To do
Skip the pictures. Copy all the rest of the records down exactly.
= = =
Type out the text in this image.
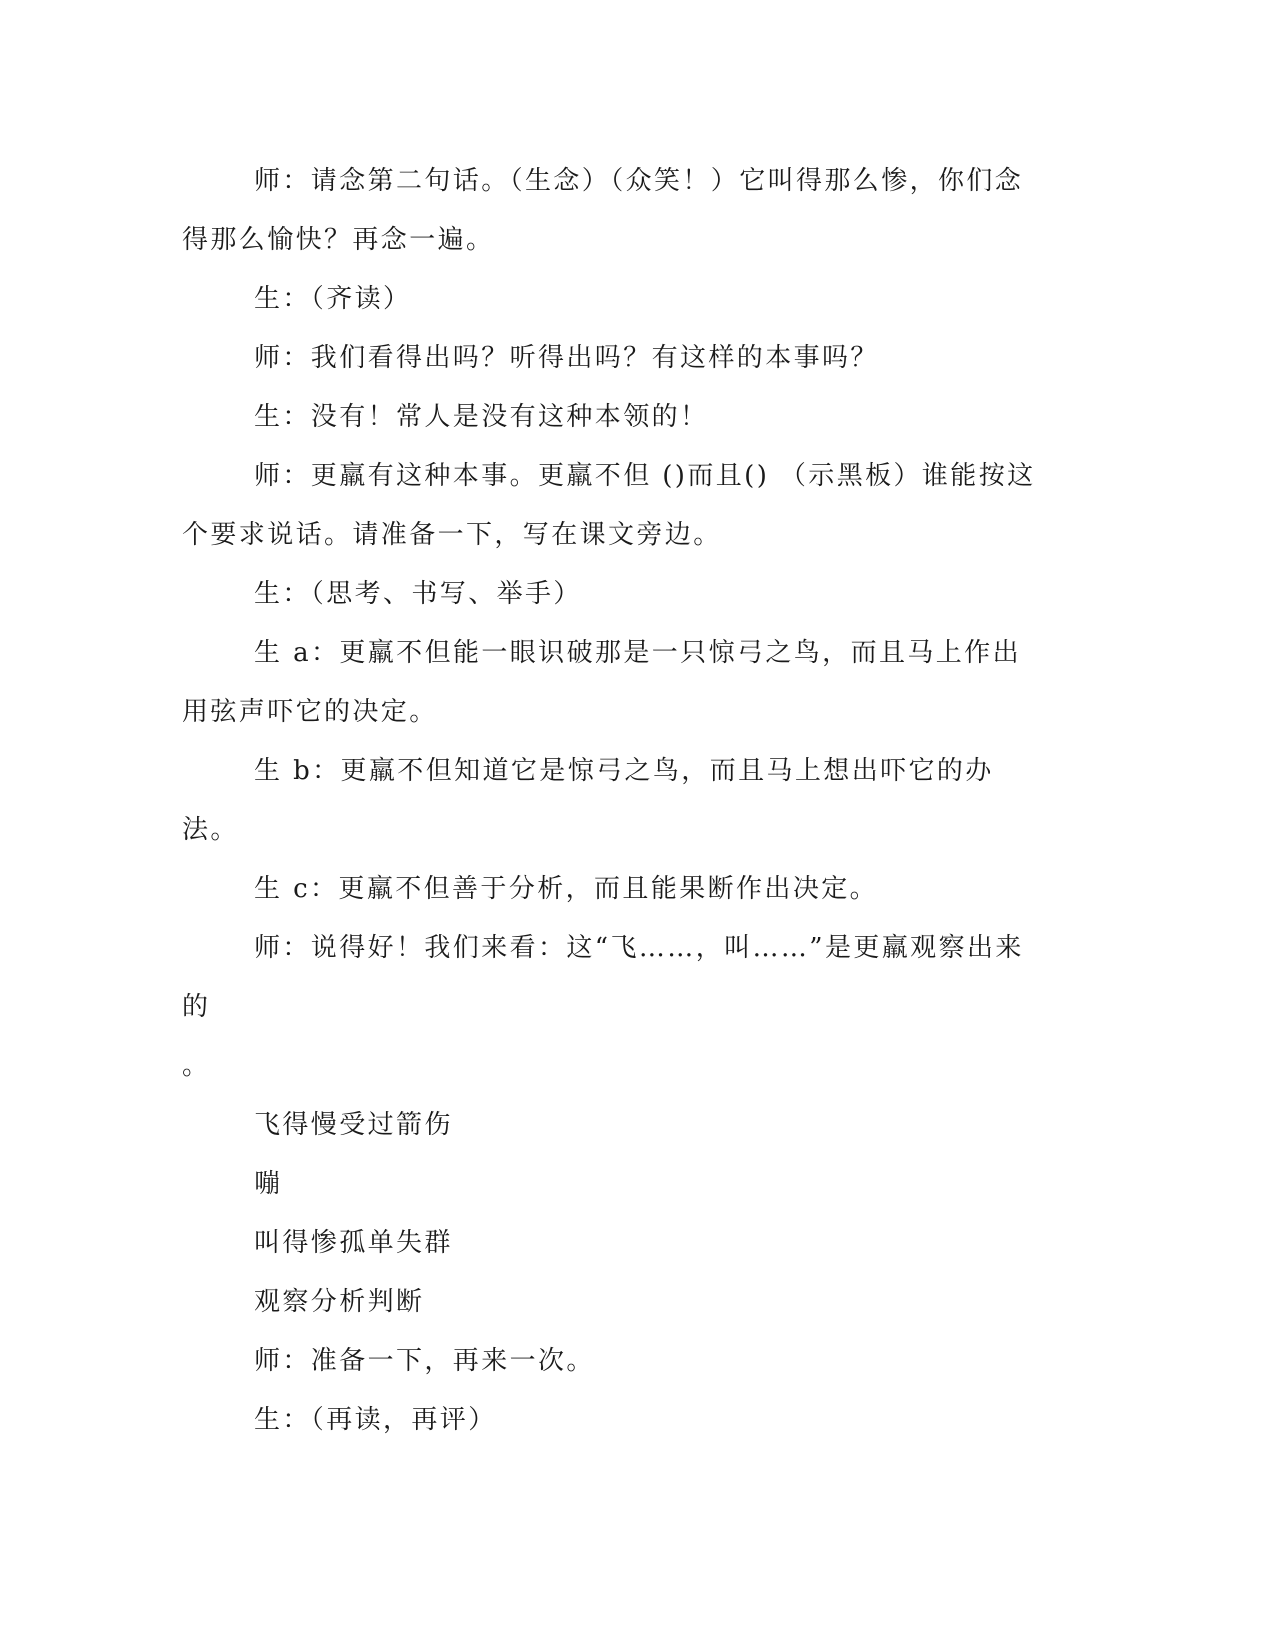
师：请念第二句话。（生念）（众笑！）它叫得那么惨，你们念得那么愉快？再念一遍。

生：（齐读）

师：我们看得出吗？听得出吗？有这样的本事吗？

生：没有！常人是没有这种本领的！

师：更羸有这种本事。更羸不但 ()而且() （示黑板）谁能按这个要求说话。请准备一下，写在课文旁边。

生：（思考、书写、举手）

生 a：更羸不但能一眼识破那是一只惊弓之鸟，而且马上作出用弦声吓它的决定。

生 b：更羸不但知道它是惊弓之鸟，而且马上想出吓它的办法。

生 c：更羸不但善于分析，而且能果断作出决定。

师：说得好！我们来看：这“飞……，叫……”是更羸观察出来的

。

飞得慢受过箭伤

嘣

叫得惨孤单失群

观察分析判断

师：准备一下，再来一次。

生：（再读，再评）
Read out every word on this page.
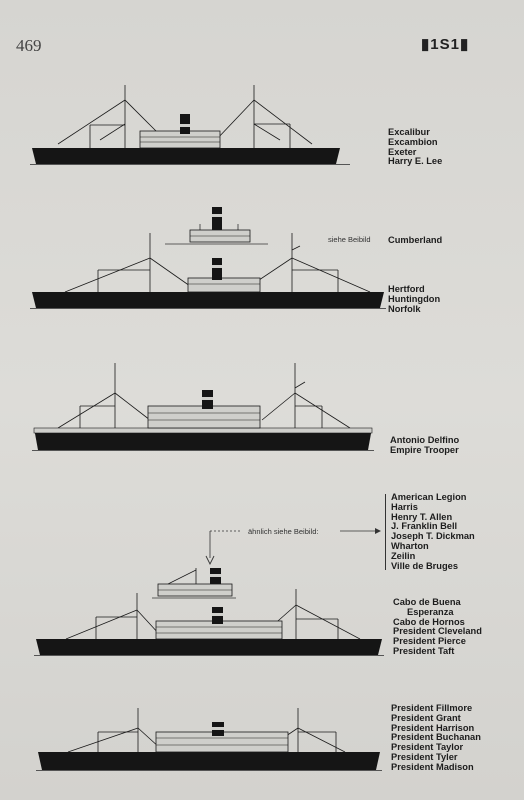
469	▮1S1▮
Excalibur
Excambion
Exeter
Harry E. Lee
siehe Beibild Cumberland
Hertford
Huntingdon
Norfolk
Antonio Delfino
Empire Trooper
ähnlich siehe Beibild:
American Legion
Harris
Henry T. Allen
J. Franklin Bell
Joseph T. Dickman
Wharton
Zeilin
Ville de Bruges
Cabo de Buena
Esperanza
Cabo de Hornos
President Cleveland
President Pierce
President Taft
President Fillmore
President Grant
President Harrison
President Buchanan
President Taylor
President Tyler
President Madison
= = =
Answer
Type out the text in this image.
师：请念第二句话。（生念）（众笑！）它叫得那么惨，你们念得那么愉快？再念一遍。

生：（齐读）

师：我们看得出吗？听得出吗？有这样的本事吗？

生：没有！常人是没有这种本领的！

师：更羸有这种本事。更羸不但 ()而且() （示黑板）谁能按这个要求说话。请准备一下，写在课文旁边。

生：（思考、书写、举手）

生 a：更羸不但能一眼识破那是一只惊弓之鸟，而且马上作出用弦声吓它的决定。

生 b：更羸不但知道它是惊弓之鸟，而且马上想出吓它的办法。

生 c：更羸不但善于分析，而且能果断作出决定。

师：说得好！我们来看：这“飞……，叫……”是更羸观察出来的

。

飞得慢受过箭伤

嘣

叫得惨孤单失群

观察分析判断

师：准备一下，再来一次。

生：（再读，再评）
Read out every word on this page.
469	▮1S1▮
Excalibur
Excambion
Exeter
Harry E. Lee
siehe Beibild Cumberland
Hertford
Huntingdon
Norfolk
Antonio Delfino
Empire Trooper
ähnlich siehe Beibild:
American Legion
Harris
Henry T. Allen
J. Franklin Bell
Joseph T. Dickman
Wharton
Zeilin
Ville de Bruges
Cabo de Buena
Esperanza
Cabo de Hornos
President Cleveland
President Pierce
President Taft
President Fillmore
President Grant
President Harrison
President Buchanan
President Taylor
President Tyler
President Madison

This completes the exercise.